- Task description -
Find each line containing the string "image" and return it.

- Dataset extract -
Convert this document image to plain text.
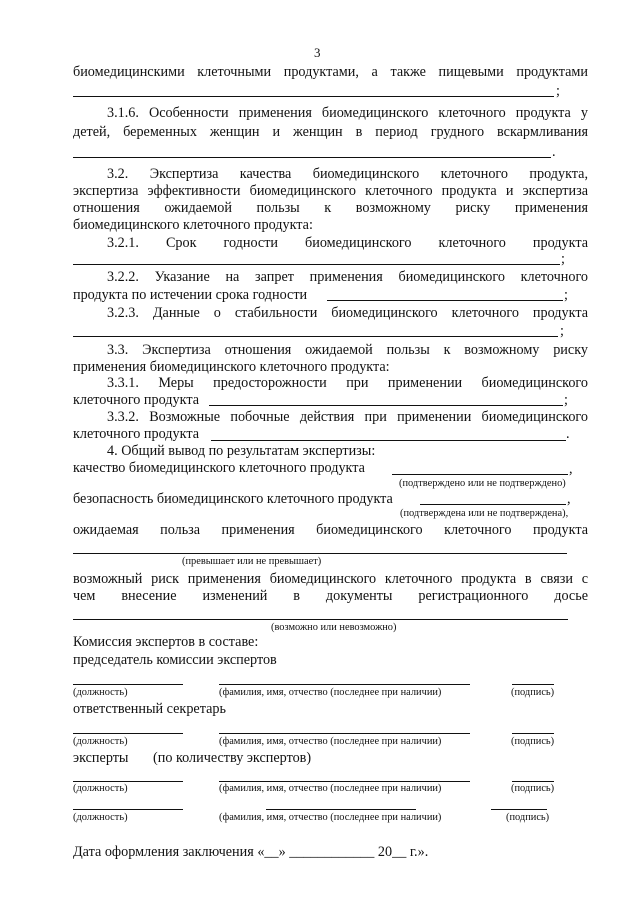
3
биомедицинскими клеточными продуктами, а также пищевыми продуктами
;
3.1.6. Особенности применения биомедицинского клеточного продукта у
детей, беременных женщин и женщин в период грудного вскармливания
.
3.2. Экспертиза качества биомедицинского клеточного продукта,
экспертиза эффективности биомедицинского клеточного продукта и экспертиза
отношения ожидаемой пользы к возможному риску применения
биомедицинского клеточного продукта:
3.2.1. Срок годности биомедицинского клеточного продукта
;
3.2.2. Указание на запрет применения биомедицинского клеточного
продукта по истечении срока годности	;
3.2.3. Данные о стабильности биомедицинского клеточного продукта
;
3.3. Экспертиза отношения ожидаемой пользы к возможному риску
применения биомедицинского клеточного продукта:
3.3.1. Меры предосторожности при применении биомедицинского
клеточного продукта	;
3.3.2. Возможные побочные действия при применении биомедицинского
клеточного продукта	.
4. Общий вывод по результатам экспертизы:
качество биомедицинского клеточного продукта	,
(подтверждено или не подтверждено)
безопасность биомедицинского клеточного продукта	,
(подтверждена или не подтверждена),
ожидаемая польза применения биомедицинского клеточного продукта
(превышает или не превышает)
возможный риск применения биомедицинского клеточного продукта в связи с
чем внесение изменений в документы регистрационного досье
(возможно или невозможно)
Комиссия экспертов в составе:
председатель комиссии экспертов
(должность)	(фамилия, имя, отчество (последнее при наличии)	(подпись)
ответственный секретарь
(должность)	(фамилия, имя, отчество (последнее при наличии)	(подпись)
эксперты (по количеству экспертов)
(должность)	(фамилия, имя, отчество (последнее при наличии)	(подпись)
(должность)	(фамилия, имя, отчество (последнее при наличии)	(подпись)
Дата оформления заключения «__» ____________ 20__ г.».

---

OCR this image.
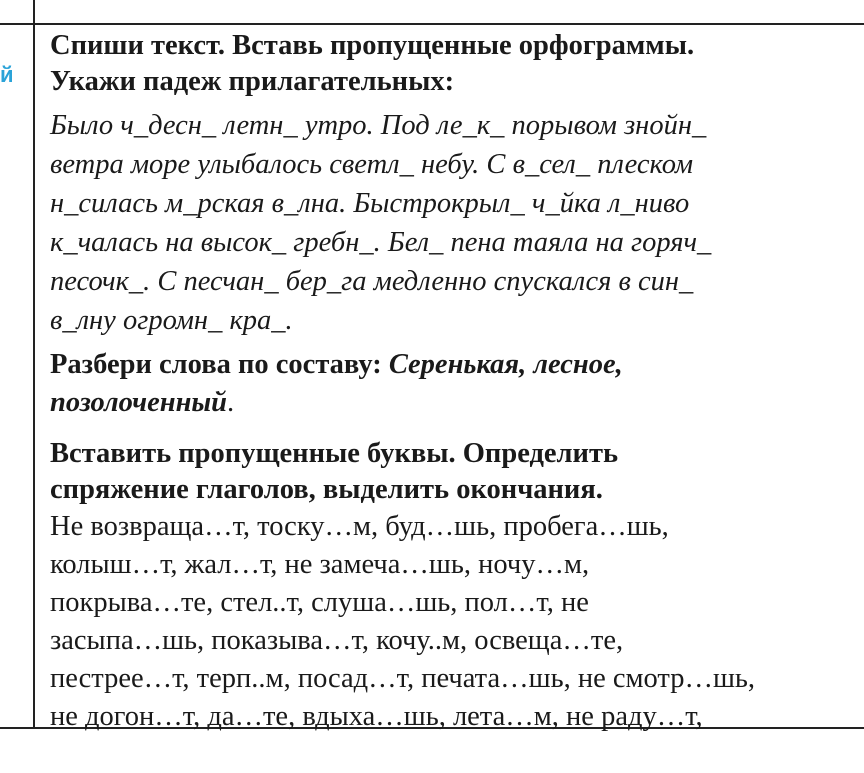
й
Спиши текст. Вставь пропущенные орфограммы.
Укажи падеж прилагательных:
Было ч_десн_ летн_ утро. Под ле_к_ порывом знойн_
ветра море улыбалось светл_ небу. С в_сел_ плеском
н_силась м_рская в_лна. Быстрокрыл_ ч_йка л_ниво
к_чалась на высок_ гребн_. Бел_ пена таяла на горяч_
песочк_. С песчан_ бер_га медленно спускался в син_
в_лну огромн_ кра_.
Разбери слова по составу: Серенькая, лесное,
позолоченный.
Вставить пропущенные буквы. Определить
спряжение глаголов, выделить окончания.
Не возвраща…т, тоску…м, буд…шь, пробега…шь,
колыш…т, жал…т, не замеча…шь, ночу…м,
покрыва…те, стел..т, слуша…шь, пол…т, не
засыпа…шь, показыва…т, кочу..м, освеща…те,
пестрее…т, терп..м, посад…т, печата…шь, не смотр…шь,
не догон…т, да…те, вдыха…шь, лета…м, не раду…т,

* * *

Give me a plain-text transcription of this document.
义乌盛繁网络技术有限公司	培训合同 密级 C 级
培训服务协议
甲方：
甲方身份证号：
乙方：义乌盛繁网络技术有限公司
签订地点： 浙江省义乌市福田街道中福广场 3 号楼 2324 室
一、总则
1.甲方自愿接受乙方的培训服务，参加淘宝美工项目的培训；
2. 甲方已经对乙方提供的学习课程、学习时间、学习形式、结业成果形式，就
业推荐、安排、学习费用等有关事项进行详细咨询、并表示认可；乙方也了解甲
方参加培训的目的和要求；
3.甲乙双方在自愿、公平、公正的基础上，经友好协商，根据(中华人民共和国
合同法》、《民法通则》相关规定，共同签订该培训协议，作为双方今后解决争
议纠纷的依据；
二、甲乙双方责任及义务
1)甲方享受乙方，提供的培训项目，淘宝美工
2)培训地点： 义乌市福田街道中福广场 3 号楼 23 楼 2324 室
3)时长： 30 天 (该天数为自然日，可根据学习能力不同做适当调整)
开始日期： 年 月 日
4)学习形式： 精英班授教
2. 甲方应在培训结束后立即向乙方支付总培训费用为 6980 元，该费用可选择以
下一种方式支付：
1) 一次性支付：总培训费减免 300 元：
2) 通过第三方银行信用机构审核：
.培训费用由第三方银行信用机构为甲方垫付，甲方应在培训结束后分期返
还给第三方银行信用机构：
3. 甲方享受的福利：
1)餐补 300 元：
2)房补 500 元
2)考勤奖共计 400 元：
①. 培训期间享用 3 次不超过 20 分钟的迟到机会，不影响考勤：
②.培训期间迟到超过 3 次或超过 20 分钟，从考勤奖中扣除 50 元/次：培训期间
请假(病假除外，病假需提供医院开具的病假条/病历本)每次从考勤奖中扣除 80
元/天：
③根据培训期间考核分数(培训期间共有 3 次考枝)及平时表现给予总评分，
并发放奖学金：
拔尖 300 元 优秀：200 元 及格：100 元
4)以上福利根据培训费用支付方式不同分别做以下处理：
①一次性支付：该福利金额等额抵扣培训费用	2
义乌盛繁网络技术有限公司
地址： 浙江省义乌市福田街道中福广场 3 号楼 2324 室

- Task response -
Convert this document image to plain text.
OCR this image.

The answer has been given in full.